# DIRECTIONS FOR THIS TASK:
Repeat the listing exactly as given, omitting every image.

# Records from a dataset:
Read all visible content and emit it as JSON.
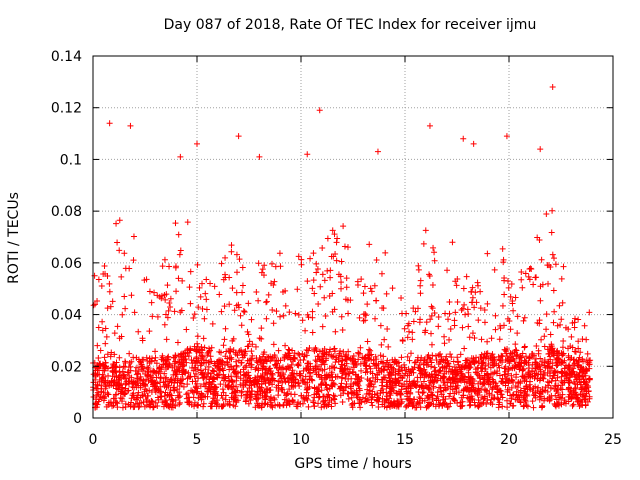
{
  "chart_data": {
    "type": "scatter",
    "title": "Day 087 of 2018, Rate Of TEC Index for receiver ijmu",
    "xlabel": "GPS time / hours",
    "ylabel": "ROTI / TECUs",
    "xlim": [
      0,
      25
    ],
    "ylim": [
      0,
      0.14
    ],
    "xticks": [
      0,
      5,
      10,
      15,
      20,
      25
    ],
    "yticks": [
      0,
      0.02,
      0.04,
      0.06,
      0.08,
      0.1,
      0.12,
      0.14
    ],
    "xtick_labels": [
      "0",
      "5",
      "10",
      "15",
      "20",
      "25"
    ],
    "ytick_labels": [
      "0",
      "0.02",
      "0.04",
      "0.06",
      "0.08",
      "0.1",
      "0.12",
      "0.14"
    ],
    "grid": true,
    "marker": "+",
    "color": "#ff0000",
    "x_data_range": [
      0,
      23.9
    ],
    "outliers": [
      {
        "x": 0.8,
        "y": 0.114
      },
      {
        "x": 1.8,
        "y": 0.113
      },
      {
        "x": 4.2,
        "y": 0.101
      },
      {
        "x": 5.0,
        "y": 0.106
      },
      {
        "x": 7.0,
        "y": 0.109
      },
      {
        "x": 8.0,
        "y": 0.101
      },
      {
        "x": 10.3,
        "y": 0.102
      },
      {
        "x": 10.9,
        "y": 0.119
      },
      {
        "x": 13.7,
        "y": 0.103
      },
      {
        "x": 16.2,
        "y": 0.113
      },
      {
        "x": 17.8,
        "y": 0.108
      },
      {
        "x": 18.3,
        "y": 0.106
      },
      {
        "x": 19.9,
        "y": 0.109
      },
      {
        "x": 21.5,
        "y": 0.104
      },
      {
        "x": 22.1,
        "y": 0.128
      }
    ],
    "density_profile": [
      {
        "x": 0,
        "base": 0.012,
        "peak": 0.045
      },
      {
        "x": 1,
        "base": 0.012,
        "peak": 0.07
      },
      {
        "x": 2,
        "base": 0.013,
        "peak": 0.06
      },
      {
        "x": 3,
        "base": 0.013,
        "peak": 0.05
      },
      {
        "x": 4,
        "base": 0.014,
        "peak": 0.07
      },
      {
        "x": 5,
        "base": 0.016,
        "peak": 0.06
      },
      {
        "x": 6,
        "base": 0.014,
        "peak": 0.05
      },
      {
        "x": 7,
        "base": 0.015,
        "peak": 0.07
      },
      {
        "x": 8,
        "base": 0.013,
        "peak": 0.05
      },
      {
        "x": 9,
        "base": 0.014,
        "peak": 0.06
      },
      {
        "x": 10,
        "base": 0.016,
        "peak": 0.07
      },
      {
        "x": 11,
        "base": 0.015,
        "peak": 0.06
      },
      {
        "x": 12,
        "base": 0.015,
        "peak": 0.065
      },
      {
        "x": 13,
        "base": 0.014,
        "peak": 0.055
      },
      {
        "x": 14,
        "base": 0.013,
        "peak": 0.06
      },
      {
        "x": 15,
        "base": 0.012,
        "peak": 0.045
      },
      {
        "x": 16,
        "base": 0.014,
        "peak": 0.07
      },
      {
        "x": 17,
        "base": 0.014,
        "peak": 0.06
      },
      {
        "x": 18,
        "base": 0.013,
        "peak": 0.05
      },
      {
        "x": 19,
        "base": 0.014,
        "peak": 0.06
      },
      {
        "x": 20,
        "base": 0.015,
        "peak": 0.055
      },
      {
        "x": 21,
        "base": 0.014,
        "peak": 0.06
      },
      {
        "x": 22,
        "base": 0.016,
        "peak": 0.07
      },
      {
        "x": 23,
        "base": 0.013,
        "peak": 0.04
      },
      {
        "x": 23.9,
        "base": 0.012,
        "peak": 0.035
      }
    ]
  }
}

# OUTPUT FOR THIS TASK:
Read all visible content and emit it as JSON.
{
  "chart_data": {
    "type": "scatter",
    "title": "Day 087 of 2018, Rate Of TEC Index for receiver ijmu",
    "xlabel": "GPS time / hours",
    "ylabel": "ROTI / TECUs",
    "xlim": [
      0,
      25
    ],
    "ylim": [
      0,
      0.14
    ],
    "xticks": [
      0,
      5,
      10,
      15,
      20,
      25
    ],
    "yticks": [
      0,
      0.02,
      0.04,
      0.06,
      0.08,
      0.1,
      0.12,
      0.14
    ],
    "xtick_labels": [
      "0",
      "5",
      "10",
      "15",
      "20",
      "25"
    ],
    "ytick_labels": [
      "0",
      "0.02",
      "0.04",
      "0.06",
      "0.08",
      "0.1",
      "0.12",
      "0.14"
    ],
    "grid": true,
    "marker": "+",
    "color": "#ff0000",
    "x_data_range": [
      0,
      23.9
    ],
    "outliers": [
      {
        "x": 0.8,
        "y": 0.114
      },
      {
        "x": 1.8,
        "y": 0.113
      },
      {
        "x": 4.2,
        "y": 0.101
      },
      {
        "x": 5.0,
        "y": 0.106
      },
      {
        "x": 7.0,
        "y": 0.109
      },
      {
        "x": 8.0,
        "y": 0.101
      },
      {
        "x": 10.3,
        "y": 0.102
      },
      {
        "x": 10.9,
        "y": 0.119
      },
      {
        "x": 13.7,
        "y": 0.103
      },
      {
        "x": 16.2,
        "y": 0.113
      },
      {
        "x": 17.8,
        "y": 0.108
      },
      {
        "x": 18.3,
        "y": 0.106
      },
      {
        "x": 19.9,
        "y": 0.109
      },
      {
        "x": 21.5,
        "y": 0.104
      },
      {
        "x": 22.1,
        "y": 0.128
      }
    ],
    "density_profile": [
      {
        "x": 0,
        "base": 0.012,
        "peak": 0.045
      },
      {
        "x": 1,
        "base": 0.012,
        "peak": 0.07
      },
      {
        "x": 2,
        "base": 0.013,
        "peak": 0.06
      },
      {
        "x": 3,
        "base": 0.013,
        "peak": 0.05
      },
      {
        "x": 4,
        "base": 0.014,
        "peak": 0.07
      },
      {
        "x": 5,
        "base": 0.016,
        "peak": 0.06
      },
      {
        "x": 6,
        "base": 0.014,
        "peak": 0.05
      },
      {
        "x": 7,
        "base": 0.015,
        "peak": 0.07
      },
      {
        "x": 8,
        "base": 0.013,
        "peak": 0.05
      },
      {
        "x": 9,
        "base": 0.014,
        "peak": 0.06
      },
      {
        "x": 10,
        "base": 0.016,
        "peak": 0.07
      },
      {
        "x": 11,
        "base": 0.015,
        "peak": 0.06
      },
      {
        "x": 12,
        "base": 0.015,
        "peak": 0.065
      },
      {
        "x": 13,
        "base": 0.014,
        "peak": 0.055
      },
      {
        "x": 14,
        "base": 0.013,
        "peak": 0.06
      },
      {
        "x": 15,
        "base": 0.012,
        "peak": 0.045
      },
      {
        "x": 16,
        "base": 0.014,
        "peak": 0.07
      },
      {
        "x": 17,
        "base": 0.014,
        "peak": 0.06
      },
      {
        "x": 18,
        "base": 0.013,
        "peak": 0.05
      },
      {
        "x": 19,
        "base": 0.014,
        "peak": 0.06
      },
      {
        "x": 20,
        "base": 0.015,
        "peak": 0.055
      },
      {
        "x": 21,
        "base": 0.014,
        "peak": 0.06
      },
      {
        "x": 22,
        "base": 0.016,
        "peak": 0.07
      },
      {
        "x": 23,
        "base": 0.013,
        "peak": 0.04
      },
      {
        "x": 23.9,
        "base": 0.012,
        "peak": 0.035
      }
    ]
  }
}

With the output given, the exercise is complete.